→ **Material for this task**:
++++++++++

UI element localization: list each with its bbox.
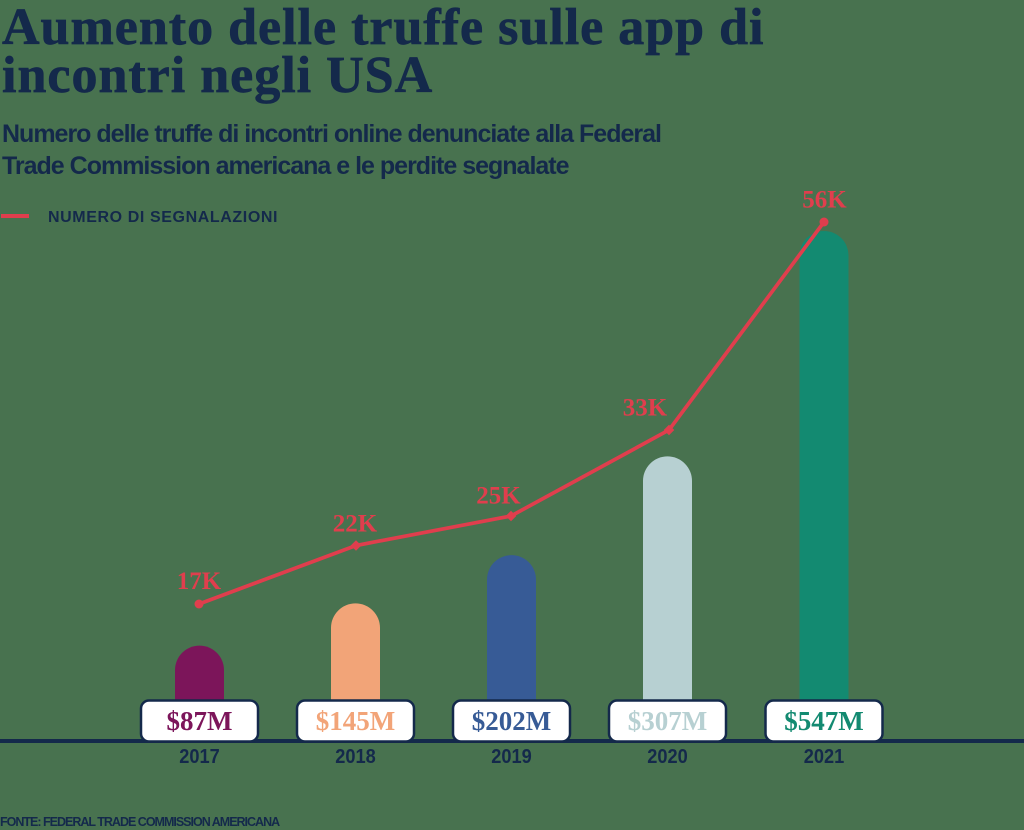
svg-text:$202M: $202M (472, 706, 551, 736)
svg-text:56K: 56K (802, 187, 847, 214)
svg-text:$87M: $87M (167, 706, 233, 736)
svg-text:17K: 17K (177, 568, 222, 595)
svg-text:33K: 33K (623, 395, 668, 422)
svg-text:25K: 25K (476, 483, 521, 510)
svg-text:2021: 2021 (804, 746, 845, 768)
svg-text:2017: 2017 (179, 746, 220, 768)
svg-text:2019: 2019 (491, 746, 532, 768)
svg-text:2018: 2018 (335, 746, 376, 768)
svg-text:22K: 22K (333, 511, 378, 538)
svg-text:$145M: $145M (316, 706, 395, 736)
svg-text:$307M: $307M (628, 706, 707, 736)
svg-text:2020: 2020 (647, 746, 688, 768)
svg-text:$547M: $547M (784, 706, 863, 736)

++++++++++

→ **Challenge**: Copy out every line above word for word, from the first to the last, but leave out the picture.

→ **Answer below**:
UI element localization: list each with its bbox.
svg-text:$202M: $202M (472, 706, 551, 736)
svg-text:56K: 56K (802, 187, 847, 214)
svg-text:$87M: $87M (167, 706, 233, 736)
svg-text:17K: 17K (177, 568, 222, 595)
svg-text:33K: 33K (623, 395, 668, 422)
svg-text:25K: 25K (476, 483, 521, 510)
svg-text:2021: 2021 (804, 746, 845, 768)
svg-text:2017: 2017 (179, 746, 220, 768)
svg-text:2019: 2019 (491, 746, 532, 768)
svg-text:2018: 2018 (335, 746, 376, 768)
svg-text:22K: 22K (333, 511, 378, 538)
svg-text:$145M: $145M (316, 706, 395, 736)
svg-text:$307M: $307M (628, 706, 707, 736)
svg-text:2020: 2020 (647, 746, 688, 768)
svg-text:$547M: $547M (784, 706, 863, 736)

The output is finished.